• Prompt
In the listing below, identify each line with the word "structure" and return those lines.

• Data records
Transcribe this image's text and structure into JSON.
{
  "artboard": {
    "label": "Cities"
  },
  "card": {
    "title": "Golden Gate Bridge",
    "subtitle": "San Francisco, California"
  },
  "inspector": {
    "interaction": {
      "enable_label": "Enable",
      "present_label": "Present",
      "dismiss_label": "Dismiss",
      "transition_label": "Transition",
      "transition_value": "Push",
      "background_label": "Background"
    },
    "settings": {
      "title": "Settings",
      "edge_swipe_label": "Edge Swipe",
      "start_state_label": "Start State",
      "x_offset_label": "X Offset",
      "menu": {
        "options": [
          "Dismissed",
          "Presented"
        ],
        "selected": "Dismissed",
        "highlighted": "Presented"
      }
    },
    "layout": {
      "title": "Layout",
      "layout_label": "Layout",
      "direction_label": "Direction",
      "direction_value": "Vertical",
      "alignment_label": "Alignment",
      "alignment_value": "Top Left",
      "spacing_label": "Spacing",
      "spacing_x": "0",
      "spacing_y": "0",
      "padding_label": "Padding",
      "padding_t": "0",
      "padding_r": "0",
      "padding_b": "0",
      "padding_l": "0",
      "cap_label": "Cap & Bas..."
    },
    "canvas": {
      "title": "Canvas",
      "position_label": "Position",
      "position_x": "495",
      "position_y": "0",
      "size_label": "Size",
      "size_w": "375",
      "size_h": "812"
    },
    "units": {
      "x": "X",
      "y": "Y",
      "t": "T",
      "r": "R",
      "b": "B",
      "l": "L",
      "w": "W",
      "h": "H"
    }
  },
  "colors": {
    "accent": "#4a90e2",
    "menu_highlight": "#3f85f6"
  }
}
--
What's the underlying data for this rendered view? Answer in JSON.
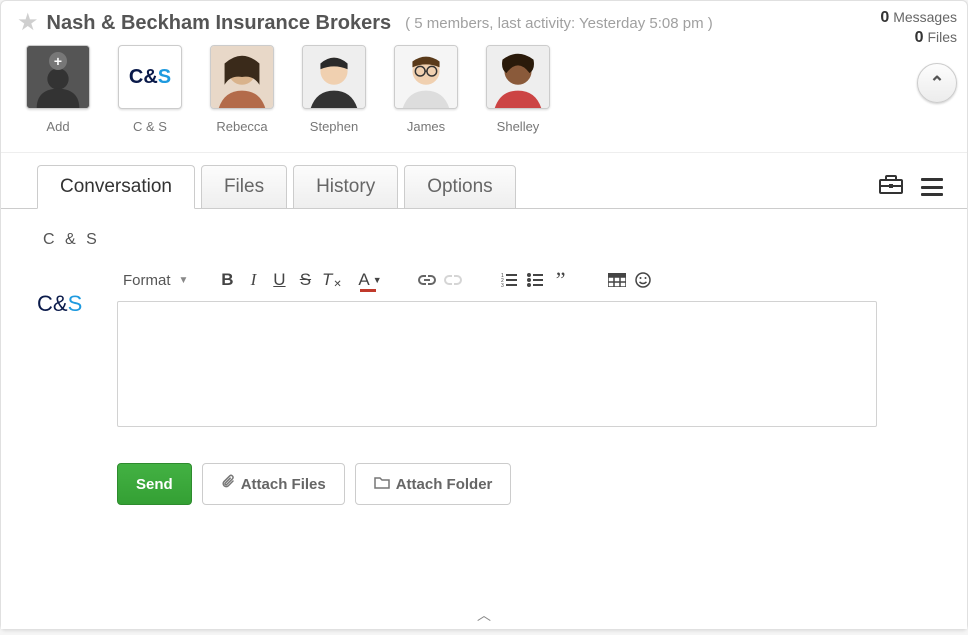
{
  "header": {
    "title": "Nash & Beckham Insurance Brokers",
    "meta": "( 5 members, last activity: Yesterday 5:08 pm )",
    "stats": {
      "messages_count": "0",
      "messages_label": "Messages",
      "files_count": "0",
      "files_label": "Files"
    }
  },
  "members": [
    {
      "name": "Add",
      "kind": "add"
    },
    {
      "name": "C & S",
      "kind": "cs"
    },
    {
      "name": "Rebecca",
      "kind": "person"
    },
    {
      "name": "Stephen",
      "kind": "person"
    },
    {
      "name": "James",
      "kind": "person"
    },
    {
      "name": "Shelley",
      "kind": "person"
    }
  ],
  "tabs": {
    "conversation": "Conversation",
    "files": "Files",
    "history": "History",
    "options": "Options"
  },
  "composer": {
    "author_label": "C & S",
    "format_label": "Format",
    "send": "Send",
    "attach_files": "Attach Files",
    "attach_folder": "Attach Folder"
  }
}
* * *
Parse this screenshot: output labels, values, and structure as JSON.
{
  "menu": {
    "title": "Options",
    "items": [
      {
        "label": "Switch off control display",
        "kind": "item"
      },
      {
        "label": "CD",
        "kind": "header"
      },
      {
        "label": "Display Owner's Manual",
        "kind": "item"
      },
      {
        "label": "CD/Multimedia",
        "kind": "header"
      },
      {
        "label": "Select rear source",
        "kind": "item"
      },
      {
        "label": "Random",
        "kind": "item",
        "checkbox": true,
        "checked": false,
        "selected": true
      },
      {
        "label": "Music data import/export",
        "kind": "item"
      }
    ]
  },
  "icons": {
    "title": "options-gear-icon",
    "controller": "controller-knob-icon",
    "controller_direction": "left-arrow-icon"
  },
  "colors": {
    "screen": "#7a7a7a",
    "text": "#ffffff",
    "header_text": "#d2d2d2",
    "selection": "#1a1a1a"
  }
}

• Response below
Transcribe this image's text and structure into JSON.
Parse this screenshot: output labels, values, and structure as JSON.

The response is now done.